CONSIGNE: Déterminez combien de lignes ci-dessous contiennent la chaîne « plot ». Indiquez seulement ce nombre.

[Entrées du jeu de données]
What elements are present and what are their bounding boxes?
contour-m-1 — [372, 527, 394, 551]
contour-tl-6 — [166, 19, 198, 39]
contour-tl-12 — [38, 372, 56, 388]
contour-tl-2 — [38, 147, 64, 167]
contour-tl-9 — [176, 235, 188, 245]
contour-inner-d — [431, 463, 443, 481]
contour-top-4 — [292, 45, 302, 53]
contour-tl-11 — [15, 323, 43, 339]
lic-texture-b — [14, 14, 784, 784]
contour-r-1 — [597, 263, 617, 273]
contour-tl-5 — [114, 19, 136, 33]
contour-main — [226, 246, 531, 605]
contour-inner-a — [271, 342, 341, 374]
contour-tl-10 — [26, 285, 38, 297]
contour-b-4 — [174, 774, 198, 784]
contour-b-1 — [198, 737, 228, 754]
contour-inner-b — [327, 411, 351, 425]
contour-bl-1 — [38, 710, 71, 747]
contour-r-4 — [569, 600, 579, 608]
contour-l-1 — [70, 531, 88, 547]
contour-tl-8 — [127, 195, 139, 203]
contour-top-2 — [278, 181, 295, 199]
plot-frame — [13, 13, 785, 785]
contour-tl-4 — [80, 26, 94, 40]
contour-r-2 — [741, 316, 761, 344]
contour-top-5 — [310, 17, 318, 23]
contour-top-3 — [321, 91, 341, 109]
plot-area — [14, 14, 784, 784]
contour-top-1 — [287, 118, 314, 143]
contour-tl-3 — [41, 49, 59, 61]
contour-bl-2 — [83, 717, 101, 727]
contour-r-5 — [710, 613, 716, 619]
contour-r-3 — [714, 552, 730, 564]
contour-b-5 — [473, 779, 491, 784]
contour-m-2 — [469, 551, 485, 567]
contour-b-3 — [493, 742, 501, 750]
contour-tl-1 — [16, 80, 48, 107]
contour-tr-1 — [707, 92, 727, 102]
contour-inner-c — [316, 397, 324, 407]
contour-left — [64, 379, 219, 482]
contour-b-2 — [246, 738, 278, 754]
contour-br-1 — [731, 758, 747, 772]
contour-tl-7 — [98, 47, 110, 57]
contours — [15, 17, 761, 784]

CORRIGÉ: 2